──────── RECORDS SHOWN
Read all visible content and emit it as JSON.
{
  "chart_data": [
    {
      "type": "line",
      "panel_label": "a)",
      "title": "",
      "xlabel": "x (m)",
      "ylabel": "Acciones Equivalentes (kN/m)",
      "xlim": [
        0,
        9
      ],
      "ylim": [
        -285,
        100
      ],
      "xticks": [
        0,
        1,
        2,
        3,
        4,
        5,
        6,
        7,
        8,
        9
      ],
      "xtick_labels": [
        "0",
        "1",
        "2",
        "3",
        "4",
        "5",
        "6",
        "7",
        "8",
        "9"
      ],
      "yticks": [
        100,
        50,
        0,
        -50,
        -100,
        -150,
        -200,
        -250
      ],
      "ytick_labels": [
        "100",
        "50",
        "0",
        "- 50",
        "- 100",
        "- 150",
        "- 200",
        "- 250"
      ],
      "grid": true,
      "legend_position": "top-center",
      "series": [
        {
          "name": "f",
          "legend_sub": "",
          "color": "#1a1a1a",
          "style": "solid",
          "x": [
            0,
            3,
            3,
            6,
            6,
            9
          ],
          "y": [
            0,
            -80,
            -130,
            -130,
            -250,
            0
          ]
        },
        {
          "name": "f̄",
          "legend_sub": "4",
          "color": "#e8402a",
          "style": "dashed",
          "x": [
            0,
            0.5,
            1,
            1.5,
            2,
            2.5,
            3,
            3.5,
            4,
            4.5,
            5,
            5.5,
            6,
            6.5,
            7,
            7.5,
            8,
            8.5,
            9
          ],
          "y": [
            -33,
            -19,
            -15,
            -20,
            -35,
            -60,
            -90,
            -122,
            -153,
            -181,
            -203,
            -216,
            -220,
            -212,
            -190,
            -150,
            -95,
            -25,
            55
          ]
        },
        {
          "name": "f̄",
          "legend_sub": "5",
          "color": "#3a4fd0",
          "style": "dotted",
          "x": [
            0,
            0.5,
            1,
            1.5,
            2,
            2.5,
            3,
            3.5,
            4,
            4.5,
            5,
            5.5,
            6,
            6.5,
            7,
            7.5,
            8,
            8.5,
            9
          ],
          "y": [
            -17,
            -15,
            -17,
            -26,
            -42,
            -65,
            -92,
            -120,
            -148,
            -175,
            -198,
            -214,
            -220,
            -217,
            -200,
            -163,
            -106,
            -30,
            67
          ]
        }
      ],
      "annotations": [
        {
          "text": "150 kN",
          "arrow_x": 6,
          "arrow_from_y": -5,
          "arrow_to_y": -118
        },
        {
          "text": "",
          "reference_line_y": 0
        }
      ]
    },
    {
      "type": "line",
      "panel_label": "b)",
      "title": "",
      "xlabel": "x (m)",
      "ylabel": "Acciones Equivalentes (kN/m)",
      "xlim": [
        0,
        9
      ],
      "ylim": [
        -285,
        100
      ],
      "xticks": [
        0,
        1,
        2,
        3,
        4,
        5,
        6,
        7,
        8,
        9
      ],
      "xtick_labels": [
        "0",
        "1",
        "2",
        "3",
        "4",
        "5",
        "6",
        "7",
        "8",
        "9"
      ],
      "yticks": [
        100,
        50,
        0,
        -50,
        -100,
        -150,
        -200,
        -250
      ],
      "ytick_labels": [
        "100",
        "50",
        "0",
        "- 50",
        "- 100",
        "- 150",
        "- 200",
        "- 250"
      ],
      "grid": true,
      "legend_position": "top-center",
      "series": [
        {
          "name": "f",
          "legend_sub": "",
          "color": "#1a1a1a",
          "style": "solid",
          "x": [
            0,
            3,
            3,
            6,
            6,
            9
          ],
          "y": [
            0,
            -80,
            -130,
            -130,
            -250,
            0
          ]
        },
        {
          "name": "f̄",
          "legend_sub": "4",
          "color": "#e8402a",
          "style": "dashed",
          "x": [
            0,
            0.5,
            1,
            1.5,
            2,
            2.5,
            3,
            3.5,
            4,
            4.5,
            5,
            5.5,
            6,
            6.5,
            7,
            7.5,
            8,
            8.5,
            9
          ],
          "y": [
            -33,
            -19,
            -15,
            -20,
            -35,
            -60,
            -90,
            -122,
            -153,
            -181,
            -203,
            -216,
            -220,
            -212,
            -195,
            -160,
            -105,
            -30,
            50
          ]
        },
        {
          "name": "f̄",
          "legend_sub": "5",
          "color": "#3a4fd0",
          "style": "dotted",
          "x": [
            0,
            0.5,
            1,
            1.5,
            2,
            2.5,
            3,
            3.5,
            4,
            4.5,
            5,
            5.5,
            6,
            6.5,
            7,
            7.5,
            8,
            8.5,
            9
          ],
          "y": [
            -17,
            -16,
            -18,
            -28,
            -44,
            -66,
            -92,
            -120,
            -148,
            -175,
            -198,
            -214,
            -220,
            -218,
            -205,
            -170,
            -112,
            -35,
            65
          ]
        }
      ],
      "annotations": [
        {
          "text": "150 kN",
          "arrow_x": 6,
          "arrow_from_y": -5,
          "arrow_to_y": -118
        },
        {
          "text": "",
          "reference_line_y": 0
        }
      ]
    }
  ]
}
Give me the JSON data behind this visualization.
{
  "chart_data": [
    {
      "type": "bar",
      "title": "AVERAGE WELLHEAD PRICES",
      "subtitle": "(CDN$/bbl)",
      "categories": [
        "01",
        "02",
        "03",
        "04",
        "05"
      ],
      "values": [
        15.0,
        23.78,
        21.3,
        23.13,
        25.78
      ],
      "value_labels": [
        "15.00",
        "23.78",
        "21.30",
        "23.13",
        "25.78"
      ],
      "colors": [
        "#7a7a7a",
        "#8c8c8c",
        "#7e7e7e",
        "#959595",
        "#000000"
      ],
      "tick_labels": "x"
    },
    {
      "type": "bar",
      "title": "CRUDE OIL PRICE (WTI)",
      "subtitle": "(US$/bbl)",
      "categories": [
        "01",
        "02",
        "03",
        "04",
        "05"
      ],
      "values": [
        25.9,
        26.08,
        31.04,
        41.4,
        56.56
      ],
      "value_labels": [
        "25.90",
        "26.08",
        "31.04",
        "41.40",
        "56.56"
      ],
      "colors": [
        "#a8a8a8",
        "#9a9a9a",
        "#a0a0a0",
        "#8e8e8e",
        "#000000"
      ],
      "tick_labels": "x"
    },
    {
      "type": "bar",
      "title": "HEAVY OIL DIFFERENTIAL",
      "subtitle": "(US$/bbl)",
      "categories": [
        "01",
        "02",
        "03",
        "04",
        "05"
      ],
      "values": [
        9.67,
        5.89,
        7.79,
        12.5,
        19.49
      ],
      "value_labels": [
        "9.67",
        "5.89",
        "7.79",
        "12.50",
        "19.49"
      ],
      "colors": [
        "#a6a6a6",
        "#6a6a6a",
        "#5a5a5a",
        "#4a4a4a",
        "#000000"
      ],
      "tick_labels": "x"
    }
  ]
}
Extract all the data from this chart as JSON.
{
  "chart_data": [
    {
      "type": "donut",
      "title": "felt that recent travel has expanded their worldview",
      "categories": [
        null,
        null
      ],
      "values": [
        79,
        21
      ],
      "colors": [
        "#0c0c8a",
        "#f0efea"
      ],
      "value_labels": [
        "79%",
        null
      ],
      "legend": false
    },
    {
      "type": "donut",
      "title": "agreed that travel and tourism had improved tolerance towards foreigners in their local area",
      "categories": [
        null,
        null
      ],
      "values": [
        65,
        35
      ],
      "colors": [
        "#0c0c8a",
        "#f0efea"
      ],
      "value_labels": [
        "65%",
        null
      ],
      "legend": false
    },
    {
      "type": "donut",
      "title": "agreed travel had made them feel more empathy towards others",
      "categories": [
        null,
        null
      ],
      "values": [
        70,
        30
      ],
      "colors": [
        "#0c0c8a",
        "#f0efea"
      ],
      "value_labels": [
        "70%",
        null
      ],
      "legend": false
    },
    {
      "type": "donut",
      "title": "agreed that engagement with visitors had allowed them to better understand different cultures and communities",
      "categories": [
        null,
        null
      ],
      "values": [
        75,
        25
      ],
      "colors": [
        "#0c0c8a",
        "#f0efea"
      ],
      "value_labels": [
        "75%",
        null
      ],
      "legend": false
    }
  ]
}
────────────────
WHAT YOU ARE ASKED TO DO » From the records above, work out how many lines contain the string "agreed". Give only the number.

FINISHED TASK » 3